Task objective → Provide only the number of lines in the listing that contain the string "left".
▽
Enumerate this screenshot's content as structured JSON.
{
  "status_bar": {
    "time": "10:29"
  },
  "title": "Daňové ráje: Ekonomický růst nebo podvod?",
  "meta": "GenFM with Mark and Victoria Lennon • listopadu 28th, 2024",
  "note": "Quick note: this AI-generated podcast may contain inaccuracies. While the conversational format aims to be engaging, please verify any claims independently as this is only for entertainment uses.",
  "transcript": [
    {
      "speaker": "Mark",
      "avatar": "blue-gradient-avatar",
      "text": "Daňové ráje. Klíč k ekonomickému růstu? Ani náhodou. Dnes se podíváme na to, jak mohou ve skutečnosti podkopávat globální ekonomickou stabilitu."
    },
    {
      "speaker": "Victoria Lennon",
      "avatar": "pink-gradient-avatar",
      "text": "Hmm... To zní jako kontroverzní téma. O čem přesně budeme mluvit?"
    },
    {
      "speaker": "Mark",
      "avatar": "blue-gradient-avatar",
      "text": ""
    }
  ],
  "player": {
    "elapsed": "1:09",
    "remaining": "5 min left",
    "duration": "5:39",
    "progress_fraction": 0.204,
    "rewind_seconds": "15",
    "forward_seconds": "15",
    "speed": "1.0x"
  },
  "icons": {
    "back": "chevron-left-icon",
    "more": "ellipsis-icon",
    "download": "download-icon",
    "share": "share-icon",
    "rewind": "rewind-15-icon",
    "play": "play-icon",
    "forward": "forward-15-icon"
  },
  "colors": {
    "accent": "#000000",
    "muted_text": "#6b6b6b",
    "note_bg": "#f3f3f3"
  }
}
△
Exercise result → 2